One analogy to describe this process might be to visualize a group of people sitting at a table. Each person at the table can both talk and listen to any other person at the table. These people are each trying to get a complete copy of a book. Person A announces that he has pages 1-10, 23, 42-50, and 75. Persons C, D, and E are each missing some of those pages that A has, and so they coordinate such that A gives them each copies of the pages he has that they are missing. Person B then announces that she has pages 11-22, 31-37, and 63-70. Persons A, D, and E tell B they would like some of her pages, so she gives them copies of the pages that she has.

The process continues around the table until everyone has announced what they have. The people at the table coordinate to swap parts of this book until everyone has everything. There is also another person at the table, who we will call 'S'. This person has a complete copy of the book, and so does not need anything sent to him. He responds with pages that no one else in the group has. At first, when everyone has just arrived, they all must talk to him to get their first set of pages. However, the people are smart enough to not all get the same pages from him. After a short while, they all have most of the book amongst themselves, even if no one person has the whole thing. In this manner, this one person can share a book that he has with many other people, without having to give a full copy to everyone that is interested. He can instead give out different parts to different people, and they will be able to share it amongst themselves. This person who we have referred to as 'S' is called a seed in the terminology of BitTorrent.

WHAT BITTORRENT DOES?
=-=-=-=-=
> _Task item 1_
Copy the passage on BitTorrent word for word, beginning at the words "One analogy to" and stopping after "that she has.".
> _Task item 2_
In the passage on BitTorrent, what is the person at the table called 'S' known as in BitTorrent terminology?

> _Data excerpts_
=-=-=-=-=
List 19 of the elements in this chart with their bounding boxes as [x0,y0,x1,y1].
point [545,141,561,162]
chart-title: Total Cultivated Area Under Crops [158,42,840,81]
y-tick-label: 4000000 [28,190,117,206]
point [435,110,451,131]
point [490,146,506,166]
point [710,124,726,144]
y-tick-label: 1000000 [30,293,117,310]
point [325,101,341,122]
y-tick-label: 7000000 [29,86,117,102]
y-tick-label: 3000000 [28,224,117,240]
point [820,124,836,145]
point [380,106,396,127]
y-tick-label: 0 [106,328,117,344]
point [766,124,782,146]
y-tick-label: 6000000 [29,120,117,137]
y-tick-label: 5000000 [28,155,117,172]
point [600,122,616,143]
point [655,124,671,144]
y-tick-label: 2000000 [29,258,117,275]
=-=-=-=-=
> _Exercise response 1_
One analogy to describe this process might be to visualize a group of people sitting at a table. Each person at the table can both talk and listen to any other person at the table. These people are each trying to get a complete copy of a book. Person A announces that he has pages 1-10, 23, 42-50, and 75. Persons C, D, and E are each missing some of those pages that A has, and so they coordinate such that A gives them each copies of the pages he has that they are missing. Person B then announces that she has pages 11-22, 31-37, and 63-70. Persons A, D, and E tell B they would like some of her pages, so she gives them copies of the pages that she has.

> _Exercise response 2_
A seed.